===== Material for this exercise

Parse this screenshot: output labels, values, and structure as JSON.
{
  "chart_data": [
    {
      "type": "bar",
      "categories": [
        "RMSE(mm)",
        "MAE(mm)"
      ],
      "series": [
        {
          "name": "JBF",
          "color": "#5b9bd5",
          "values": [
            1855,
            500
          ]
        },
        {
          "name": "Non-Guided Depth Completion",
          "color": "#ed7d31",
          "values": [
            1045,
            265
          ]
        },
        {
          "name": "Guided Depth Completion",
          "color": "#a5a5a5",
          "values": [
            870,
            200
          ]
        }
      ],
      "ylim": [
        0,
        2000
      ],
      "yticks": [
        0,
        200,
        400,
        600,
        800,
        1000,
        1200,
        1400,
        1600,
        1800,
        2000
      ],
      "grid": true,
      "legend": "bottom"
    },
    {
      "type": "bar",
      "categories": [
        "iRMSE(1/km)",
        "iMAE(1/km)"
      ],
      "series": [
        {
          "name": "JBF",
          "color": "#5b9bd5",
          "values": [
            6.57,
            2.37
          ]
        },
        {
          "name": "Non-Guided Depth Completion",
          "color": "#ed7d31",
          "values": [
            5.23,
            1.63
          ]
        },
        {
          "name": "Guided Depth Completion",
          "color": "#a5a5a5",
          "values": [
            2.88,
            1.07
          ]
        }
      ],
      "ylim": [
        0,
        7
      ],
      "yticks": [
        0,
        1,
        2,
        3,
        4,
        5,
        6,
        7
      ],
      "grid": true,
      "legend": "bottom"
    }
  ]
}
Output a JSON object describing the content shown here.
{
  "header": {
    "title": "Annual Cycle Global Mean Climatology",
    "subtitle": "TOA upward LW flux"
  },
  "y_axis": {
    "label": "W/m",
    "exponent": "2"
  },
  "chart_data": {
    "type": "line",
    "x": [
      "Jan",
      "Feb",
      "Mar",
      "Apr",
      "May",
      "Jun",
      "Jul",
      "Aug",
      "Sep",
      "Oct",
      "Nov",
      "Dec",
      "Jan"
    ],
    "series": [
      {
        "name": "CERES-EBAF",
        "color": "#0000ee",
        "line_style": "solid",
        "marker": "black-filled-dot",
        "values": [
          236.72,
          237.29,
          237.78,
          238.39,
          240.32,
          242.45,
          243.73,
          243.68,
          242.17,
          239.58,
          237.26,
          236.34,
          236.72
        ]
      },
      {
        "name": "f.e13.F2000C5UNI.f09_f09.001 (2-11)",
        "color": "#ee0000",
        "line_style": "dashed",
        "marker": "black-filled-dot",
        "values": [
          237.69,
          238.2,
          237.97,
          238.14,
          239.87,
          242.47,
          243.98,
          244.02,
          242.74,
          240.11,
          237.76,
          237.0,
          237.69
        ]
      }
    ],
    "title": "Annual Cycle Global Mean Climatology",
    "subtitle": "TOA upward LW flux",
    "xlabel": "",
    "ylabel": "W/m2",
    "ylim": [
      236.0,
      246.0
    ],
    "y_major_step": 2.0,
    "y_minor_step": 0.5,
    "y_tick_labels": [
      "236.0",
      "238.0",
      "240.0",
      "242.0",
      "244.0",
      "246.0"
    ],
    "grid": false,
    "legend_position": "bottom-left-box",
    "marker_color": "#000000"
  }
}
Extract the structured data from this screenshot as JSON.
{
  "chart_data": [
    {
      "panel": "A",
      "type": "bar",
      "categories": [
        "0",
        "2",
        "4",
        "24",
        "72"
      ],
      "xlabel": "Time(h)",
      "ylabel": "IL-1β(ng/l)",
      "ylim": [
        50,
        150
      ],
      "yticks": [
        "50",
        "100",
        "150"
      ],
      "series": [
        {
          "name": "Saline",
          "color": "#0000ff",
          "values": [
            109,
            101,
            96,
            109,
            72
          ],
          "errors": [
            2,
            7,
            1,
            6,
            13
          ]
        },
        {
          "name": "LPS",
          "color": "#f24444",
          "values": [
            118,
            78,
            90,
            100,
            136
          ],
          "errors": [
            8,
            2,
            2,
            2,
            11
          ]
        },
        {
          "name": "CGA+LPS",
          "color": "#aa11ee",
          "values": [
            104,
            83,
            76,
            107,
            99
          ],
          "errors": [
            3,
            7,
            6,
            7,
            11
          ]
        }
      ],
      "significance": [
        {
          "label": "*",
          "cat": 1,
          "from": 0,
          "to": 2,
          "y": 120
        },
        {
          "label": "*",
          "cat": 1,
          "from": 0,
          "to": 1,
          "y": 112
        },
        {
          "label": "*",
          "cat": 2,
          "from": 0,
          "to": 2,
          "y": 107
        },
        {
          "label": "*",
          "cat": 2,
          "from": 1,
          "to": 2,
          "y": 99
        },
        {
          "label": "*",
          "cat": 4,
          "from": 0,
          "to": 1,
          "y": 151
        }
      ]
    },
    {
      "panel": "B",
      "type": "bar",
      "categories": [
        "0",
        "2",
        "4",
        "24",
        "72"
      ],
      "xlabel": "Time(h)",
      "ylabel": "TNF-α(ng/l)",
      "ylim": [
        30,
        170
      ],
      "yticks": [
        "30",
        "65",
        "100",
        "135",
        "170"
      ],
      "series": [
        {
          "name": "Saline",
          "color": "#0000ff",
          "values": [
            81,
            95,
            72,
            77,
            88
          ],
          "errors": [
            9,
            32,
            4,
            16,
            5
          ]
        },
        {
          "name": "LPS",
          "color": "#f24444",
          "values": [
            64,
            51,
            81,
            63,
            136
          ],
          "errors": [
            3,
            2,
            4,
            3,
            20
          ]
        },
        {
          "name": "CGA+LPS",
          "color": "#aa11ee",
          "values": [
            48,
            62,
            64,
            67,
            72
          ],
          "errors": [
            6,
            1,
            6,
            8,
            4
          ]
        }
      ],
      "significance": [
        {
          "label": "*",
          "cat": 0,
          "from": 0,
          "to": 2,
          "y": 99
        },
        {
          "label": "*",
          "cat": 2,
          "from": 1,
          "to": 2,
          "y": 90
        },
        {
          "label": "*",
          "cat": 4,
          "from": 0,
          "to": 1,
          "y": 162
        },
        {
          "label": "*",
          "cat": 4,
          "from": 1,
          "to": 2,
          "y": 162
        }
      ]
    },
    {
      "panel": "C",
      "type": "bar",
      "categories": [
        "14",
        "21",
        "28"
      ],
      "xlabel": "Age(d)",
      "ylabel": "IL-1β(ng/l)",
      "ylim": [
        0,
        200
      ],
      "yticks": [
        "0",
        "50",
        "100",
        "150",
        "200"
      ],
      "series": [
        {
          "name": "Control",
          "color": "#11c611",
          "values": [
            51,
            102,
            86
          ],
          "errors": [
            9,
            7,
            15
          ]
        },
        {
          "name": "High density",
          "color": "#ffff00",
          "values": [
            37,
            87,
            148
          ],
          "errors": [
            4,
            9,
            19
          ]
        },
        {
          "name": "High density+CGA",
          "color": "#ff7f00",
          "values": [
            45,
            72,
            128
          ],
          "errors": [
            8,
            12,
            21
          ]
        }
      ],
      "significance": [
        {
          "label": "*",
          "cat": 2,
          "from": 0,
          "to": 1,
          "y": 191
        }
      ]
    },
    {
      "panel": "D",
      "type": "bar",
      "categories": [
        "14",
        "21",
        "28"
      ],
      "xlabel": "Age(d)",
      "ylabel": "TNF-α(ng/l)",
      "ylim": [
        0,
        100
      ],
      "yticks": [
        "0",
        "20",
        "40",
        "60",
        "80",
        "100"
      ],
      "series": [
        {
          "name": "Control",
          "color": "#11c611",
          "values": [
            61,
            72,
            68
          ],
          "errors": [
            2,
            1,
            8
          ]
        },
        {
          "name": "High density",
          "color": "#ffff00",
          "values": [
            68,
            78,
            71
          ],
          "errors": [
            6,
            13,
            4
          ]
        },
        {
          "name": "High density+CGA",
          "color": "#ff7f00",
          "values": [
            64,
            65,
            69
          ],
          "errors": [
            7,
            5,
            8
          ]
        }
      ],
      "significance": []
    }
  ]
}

==========

Working from the material above, state how many lines contain "flux"; give only the number.

Expected answer
2